__RECORDS SHOWN__
###
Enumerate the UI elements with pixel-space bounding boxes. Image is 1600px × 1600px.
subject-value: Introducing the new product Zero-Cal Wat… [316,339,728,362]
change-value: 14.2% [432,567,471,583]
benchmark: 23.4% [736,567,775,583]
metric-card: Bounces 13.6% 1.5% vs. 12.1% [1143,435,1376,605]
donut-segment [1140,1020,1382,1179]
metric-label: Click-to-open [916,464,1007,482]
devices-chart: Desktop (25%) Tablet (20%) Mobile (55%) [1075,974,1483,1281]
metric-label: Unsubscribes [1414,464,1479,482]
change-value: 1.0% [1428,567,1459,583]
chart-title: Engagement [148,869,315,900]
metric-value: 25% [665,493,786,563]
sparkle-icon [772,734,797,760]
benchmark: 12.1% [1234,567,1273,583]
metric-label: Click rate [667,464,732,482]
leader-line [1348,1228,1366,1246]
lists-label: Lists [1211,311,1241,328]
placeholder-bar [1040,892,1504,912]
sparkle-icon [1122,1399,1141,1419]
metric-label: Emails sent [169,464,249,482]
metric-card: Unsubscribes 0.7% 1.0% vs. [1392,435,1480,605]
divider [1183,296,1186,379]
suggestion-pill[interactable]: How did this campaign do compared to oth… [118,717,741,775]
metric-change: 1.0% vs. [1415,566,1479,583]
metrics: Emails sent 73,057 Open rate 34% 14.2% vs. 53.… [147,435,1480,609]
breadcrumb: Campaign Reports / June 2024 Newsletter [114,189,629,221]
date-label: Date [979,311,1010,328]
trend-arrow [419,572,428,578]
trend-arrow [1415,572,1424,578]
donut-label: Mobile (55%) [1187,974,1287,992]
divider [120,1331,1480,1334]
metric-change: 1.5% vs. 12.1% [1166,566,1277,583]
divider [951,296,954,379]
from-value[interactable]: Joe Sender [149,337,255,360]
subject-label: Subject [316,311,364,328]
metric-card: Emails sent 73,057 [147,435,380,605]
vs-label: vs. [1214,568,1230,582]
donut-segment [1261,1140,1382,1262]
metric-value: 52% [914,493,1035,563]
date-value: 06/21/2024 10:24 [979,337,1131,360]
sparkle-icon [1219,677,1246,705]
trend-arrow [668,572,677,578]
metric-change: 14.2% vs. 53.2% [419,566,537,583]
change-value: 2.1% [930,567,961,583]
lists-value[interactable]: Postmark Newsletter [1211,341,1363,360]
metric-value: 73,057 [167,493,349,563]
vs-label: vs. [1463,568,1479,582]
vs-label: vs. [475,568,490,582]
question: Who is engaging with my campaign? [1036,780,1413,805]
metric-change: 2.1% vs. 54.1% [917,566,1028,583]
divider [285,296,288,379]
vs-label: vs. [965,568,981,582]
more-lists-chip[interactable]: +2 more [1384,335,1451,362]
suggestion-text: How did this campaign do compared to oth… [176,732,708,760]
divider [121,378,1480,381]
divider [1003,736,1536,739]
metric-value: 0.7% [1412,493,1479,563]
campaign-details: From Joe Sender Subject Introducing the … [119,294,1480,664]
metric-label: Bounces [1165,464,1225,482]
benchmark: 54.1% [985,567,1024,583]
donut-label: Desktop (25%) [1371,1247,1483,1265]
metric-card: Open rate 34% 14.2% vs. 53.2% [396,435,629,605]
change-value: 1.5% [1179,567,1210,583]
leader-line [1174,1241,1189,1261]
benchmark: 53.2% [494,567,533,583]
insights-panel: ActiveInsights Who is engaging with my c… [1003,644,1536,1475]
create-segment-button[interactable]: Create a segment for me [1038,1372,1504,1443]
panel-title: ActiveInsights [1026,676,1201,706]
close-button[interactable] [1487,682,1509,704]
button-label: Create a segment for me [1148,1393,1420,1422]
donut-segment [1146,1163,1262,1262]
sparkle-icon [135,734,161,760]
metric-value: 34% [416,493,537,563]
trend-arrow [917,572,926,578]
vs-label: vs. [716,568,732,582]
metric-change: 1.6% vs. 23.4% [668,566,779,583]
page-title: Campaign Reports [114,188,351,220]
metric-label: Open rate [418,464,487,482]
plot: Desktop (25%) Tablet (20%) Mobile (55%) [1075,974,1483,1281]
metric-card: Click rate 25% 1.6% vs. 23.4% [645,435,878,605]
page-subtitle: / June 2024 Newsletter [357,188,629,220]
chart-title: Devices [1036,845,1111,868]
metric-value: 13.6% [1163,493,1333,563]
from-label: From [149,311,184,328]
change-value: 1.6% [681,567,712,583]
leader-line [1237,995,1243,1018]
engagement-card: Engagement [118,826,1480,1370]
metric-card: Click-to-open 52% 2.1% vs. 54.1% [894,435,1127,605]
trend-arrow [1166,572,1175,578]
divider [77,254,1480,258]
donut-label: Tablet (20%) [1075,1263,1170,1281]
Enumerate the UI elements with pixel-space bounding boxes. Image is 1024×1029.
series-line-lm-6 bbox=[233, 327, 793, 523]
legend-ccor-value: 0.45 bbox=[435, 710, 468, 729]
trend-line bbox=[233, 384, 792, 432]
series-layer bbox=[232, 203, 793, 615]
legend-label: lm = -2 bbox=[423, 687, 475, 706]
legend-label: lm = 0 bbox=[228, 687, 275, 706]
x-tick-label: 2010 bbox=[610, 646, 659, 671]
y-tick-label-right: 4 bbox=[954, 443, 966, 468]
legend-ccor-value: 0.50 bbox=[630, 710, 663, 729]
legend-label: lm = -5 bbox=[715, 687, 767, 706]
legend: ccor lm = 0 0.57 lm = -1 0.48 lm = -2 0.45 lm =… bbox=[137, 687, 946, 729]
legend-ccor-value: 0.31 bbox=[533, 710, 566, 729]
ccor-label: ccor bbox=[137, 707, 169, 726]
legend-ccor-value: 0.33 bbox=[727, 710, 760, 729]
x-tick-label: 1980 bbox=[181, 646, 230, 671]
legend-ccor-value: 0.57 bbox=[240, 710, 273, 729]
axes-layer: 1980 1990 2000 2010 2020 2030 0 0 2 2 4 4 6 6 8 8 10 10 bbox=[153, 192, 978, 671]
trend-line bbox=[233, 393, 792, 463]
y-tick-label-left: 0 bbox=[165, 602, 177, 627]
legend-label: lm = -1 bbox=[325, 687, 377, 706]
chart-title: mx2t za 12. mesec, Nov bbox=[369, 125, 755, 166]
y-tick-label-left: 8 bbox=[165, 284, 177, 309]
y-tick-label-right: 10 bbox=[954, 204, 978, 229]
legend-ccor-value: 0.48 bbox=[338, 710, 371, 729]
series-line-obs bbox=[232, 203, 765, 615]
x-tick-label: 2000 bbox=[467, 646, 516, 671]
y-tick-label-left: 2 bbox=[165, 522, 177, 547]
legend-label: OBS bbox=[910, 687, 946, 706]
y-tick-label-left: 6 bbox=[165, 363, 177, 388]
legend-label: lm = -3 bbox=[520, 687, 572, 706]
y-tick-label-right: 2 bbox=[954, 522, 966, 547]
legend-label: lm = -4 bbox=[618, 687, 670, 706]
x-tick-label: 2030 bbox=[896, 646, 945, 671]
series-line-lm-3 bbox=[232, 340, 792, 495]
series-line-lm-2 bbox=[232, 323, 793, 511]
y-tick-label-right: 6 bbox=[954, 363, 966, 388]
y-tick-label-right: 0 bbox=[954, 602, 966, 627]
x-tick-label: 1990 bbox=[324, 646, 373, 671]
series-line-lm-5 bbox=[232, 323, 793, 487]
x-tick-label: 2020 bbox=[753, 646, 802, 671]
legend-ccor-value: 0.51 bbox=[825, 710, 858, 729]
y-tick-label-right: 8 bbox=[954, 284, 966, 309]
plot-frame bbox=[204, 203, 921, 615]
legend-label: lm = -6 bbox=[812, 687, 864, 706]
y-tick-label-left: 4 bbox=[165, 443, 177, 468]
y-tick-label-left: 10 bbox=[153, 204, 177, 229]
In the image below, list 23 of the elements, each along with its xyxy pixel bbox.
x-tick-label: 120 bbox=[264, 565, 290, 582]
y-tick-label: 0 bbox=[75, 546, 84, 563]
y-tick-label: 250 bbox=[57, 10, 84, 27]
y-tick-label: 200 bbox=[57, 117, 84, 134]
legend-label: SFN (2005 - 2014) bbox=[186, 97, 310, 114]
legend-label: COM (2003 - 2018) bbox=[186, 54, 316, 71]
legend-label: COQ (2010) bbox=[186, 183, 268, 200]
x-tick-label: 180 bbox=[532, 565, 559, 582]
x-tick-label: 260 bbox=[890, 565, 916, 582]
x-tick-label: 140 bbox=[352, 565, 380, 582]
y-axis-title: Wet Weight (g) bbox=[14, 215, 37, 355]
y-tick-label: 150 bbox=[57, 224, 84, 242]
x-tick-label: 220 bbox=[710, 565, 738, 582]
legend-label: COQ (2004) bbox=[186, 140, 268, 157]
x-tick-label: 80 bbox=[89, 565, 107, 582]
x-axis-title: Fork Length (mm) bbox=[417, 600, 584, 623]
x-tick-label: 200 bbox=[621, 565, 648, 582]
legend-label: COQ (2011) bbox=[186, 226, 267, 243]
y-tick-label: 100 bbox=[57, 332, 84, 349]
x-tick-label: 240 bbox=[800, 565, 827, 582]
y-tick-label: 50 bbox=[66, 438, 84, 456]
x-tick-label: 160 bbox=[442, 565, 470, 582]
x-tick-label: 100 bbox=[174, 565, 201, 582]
###
Can you recast the material from its first line through the line containing "divider [285,296,288,379]", both ends included, as a JSON list of strings with one string per line and blank lines omitted?

[
  "Enumerate the UI elements with pixel-space bounding boxes. Image is 1600px × 1600px.",
  "subject-value: Introducing the new product Zero-Cal Wat… [316,339,728,362]",
  "change-value: 14.2% [432,567,471,583]",
  "benchmark: 23.4% [736,567,775,583]",
  "metric-card: Bounces 13.6% 1.5% vs. 12.1% [1143,435,1376,605]",
  "donut-segment [1140,1020,1382,1179]",
  "metric-label: Click-to-open [916,464,1007,482]",
  "devices-chart: Desktop (25%) Tablet (20%) Mobile (55%) [1075,974,1483,1281]",
  "metric-label: Unsubscribes [1414,464,1479,482]",
  "change-value: 1.0% [1428,567,1459,583]",
  "chart-title: Engagement [148,869,315,900]",
  "metric-value: 25% [665,493,786,563]",
  "sparkle-icon [772,734,797,760]",
  "benchmark: 12.1% [1234,567,1273,583]",
  "metric-label: Click rate [667,464,732,482]",
  "leader-line [1348,1228,1366,1246]",
  "lists-label: Lists [1211,311,1241,328]",
  "placeholder-bar [1040,892,1504,912]",
  "sparkle-icon [1122,1399,1141,1419]",
  "metric-label: Emails sent [169,464,249,482]",
  "metric-card: Unsubscribes 0.7% 1.0% vs. [1392,435,1480,605]",
  "divider [1183,296,1186,379]",
  "suggestion-pill[interactable]: How did this campaign do compared to oth… [118,717,741,775]",
  "metric-change: 1.0% vs. [1415,566,1479,583]",
  "metrics: Emails sent 73,057 Open rate 34% 14.2% vs. 53.… [147,435,1480,609]",
  "breadcrumb: Campaign Reports / June 2024 Newsletter [114,189,629,221]",
  "date-label: Date [979,311,1010,328]",
  "trend-arrow [419,572,428,578]",
  "trend-arrow [1415,572,1424,578]",
  "donut-label: Mobile (55%) [1187,974,1287,992]",
  "divider [120,1331,1480,1334]",
  "metric-change: 1.5% vs. 12.1% [1166,566,1277,583]",
  "divider [951,296,954,379]",
  "from-value[interactable]: Joe Sender [149,337,255,360]",
  "subject-label: Subject [316,311,364,328]",
  "metric-card: Emails sent 73,057 [147,435,380,605]",
  "vs-label: vs. [1214,568,1230,582]",
  "donut-segment [1261,1140,1382,1262]",
  "metric-value: 52% [914,493,1035,563]",
  "date-value: 06/21/2024 10:24 [979,337,1131,360]",
  "sparkle-icon [1219,677,1246,705]",
  "trend-arrow [668,572,677,578]",
  "metric-change: 14.2% vs. 53.2% [419,566,537,583]",
  "change-value: 2.1% [930,567,961,583]",
  "lists-value[interactable]: Postmark Newsletter [1211,341,1363,360]",
  "metric-value: 73,057 [167,493,349,563]",
  "vs-label: vs. [1463,568,1479,582]",
  "vs-label: vs. [475,568,490,582]",
  "question: Who is engaging with my campaign? [1036,780,1413,805]",
  "metric-change: 2.1% vs. 54.1% [917,566,1028,583]",
  "divider [285,296,288,379]"
]